Wherever "Special" appears in a line, list that line.

-*-

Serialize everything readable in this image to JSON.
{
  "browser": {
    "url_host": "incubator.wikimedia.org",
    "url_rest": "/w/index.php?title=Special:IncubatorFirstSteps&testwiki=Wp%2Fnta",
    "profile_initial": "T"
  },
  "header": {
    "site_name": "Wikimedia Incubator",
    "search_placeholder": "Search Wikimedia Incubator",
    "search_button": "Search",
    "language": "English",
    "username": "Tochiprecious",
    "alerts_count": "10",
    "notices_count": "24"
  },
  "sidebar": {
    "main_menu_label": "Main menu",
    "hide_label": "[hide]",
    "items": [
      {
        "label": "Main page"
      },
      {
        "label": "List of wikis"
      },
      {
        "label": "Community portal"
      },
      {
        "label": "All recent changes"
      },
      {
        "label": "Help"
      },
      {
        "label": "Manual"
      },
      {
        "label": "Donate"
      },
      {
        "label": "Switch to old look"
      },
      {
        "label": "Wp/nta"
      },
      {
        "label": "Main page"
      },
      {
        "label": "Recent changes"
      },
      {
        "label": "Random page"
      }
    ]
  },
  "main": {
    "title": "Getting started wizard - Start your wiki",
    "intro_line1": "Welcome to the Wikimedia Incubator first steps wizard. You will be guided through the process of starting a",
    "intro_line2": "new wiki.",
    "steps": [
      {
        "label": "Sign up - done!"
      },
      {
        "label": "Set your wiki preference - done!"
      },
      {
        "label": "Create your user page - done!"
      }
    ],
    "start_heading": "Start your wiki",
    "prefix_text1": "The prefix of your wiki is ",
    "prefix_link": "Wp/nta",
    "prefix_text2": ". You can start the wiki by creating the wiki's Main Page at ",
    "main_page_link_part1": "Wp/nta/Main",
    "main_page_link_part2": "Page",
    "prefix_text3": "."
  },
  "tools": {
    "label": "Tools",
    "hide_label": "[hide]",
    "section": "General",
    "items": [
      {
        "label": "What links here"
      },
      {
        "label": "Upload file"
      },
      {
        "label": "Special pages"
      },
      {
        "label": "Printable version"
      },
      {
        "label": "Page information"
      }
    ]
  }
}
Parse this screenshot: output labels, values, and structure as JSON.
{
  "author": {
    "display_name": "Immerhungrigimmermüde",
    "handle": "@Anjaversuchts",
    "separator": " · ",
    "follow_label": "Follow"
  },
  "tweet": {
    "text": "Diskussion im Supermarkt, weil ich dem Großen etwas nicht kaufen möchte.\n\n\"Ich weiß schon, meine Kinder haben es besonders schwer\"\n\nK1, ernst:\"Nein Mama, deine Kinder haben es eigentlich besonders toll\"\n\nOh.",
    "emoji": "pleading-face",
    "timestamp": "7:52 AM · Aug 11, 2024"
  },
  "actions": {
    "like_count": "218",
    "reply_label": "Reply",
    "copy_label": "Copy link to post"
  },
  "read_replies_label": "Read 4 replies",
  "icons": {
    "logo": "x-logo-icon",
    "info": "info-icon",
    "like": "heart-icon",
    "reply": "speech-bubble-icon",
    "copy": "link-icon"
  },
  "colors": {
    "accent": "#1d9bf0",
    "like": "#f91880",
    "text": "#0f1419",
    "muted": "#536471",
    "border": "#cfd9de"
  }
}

-*-

* Written answer:
    "url_rest": "/w/index.php?title=Special:IncubatorFirstSteps&testwiki=Wp%2Fnta",
        "label": "Special pages"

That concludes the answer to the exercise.